■ **Stored items**:
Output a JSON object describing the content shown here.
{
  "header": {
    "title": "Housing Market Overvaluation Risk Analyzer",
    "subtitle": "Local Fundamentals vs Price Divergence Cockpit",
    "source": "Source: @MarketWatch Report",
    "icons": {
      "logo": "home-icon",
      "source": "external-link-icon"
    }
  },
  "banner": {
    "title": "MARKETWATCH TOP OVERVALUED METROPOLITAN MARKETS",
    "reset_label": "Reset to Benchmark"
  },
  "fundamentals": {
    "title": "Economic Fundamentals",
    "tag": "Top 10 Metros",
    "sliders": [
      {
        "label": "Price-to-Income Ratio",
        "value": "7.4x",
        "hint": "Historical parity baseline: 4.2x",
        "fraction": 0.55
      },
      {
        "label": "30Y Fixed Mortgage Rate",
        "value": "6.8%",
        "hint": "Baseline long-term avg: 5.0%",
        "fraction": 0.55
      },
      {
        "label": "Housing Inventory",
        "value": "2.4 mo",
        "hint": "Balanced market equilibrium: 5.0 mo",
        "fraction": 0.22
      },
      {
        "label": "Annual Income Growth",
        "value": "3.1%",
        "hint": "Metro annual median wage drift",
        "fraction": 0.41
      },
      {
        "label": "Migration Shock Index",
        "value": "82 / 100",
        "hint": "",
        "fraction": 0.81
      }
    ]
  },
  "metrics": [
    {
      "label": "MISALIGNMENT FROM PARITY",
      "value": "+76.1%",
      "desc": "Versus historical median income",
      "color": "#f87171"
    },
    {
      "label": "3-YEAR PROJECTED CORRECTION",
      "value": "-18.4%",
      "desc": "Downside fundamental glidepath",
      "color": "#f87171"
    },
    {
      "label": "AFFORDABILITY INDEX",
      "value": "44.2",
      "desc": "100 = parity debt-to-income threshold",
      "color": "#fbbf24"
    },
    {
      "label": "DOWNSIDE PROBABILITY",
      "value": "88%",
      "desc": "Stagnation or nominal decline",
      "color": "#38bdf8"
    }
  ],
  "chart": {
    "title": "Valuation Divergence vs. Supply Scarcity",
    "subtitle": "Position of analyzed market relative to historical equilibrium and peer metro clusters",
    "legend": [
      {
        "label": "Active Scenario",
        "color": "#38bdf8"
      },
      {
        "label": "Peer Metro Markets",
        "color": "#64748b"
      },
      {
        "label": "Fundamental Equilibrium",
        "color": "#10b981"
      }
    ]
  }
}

■ **Description of the task**:
Retype all of the material, keeping each line exact.

■ **Output of the exercise**:
Output a JSON object describing the content shown here.
{
  "header": {
    "title": "Housing Market Overvaluation Risk Analyzer",
    "subtitle": "Local Fundamentals vs Price Divergence Cockpit",
    "source": "Source: @MarketWatch Report",
    "icons": {
      "logo": "home-icon",
      "source": "external-link-icon"
    }
  },
  "banner": {
    "title": "MARKETWATCH TOP OVERVALUED METROPOLITAN MARKETS",
    "reset_label": "Reset to Benchmark"
  },
  "fundamentals": {
    "title": "Economic Fundamentals",
    "tag": "Top 10 Metros",
    "sliders": [
      {
        "label": "Price-to-Income Ratio",
        "value": "7.4x",
        "hint": "Historical parity baseline: 4.2x",
        "fraction": 0.55
      },
      {
        "label": "30Y Fixed Mortgage Rate",
        "value": "6.8%",
        "hint": "Baseline long-term avg: 5.0%",
        "fraction": 0.55
      },
      {
        "label": "Housing Inventory",
        "value": "2.4 mo",
        "hint": "Balanced market equilibrium: 5.0 mo",
        "fraction": 0.22
      },
      {
        "label": "Annual Income Growth",
        "value": "3.1%",
        "hint": "Metro annual median wage drift",
        "fraction": 0.41
      },
      {
        "label": "Migration Shock Index",
        "value": "82 / 100",
        "hint": "",
        "fraction": 0.81
      }
    ]
  },
  "metrics": [
    {
      "label": "MISALIGNMENT FROM PARITY",
      "value": "+76.1%",
      "desc": "Versus historical median income",
      "color": "#f87171"
    },
    {
      "label": "3-YEAR PROJECTED CORRECTION",
      "value": "-18.4%",
      "desc": "Downside fundamental glidepath",
      "color": "#f87171"
    },
    {
      "label": "AFFORDABILITY INDEX",
      "value": "44.2",
      "desc": "100 = parity debt-to-income threshold",
      "color": "#fbbf24"
    },
    {
      "label": "DOWNSIDE PROBABILITY",
      "value": "88%",
      "desc": "Stagnation or nominal decline",
      "color": "#38bdf8"
    }
  ],
  "chart": {
    "title": "Valuation Divergence vs. Supply Scarcity",
    "subtitle": "Position of analyzed market relative to historical equilibrium and peer metro clusters",
    "legend": [
      {
        "label": "Active Scenario",
        "color": "#38bdf8"
      },
      {
        "label": "Peer Metro Markets",
        "color": "#64748b"
      },
      {
        "label": "Fundamental Equilibrium",
        "color": "#10b981"
      }
    ]
  }
}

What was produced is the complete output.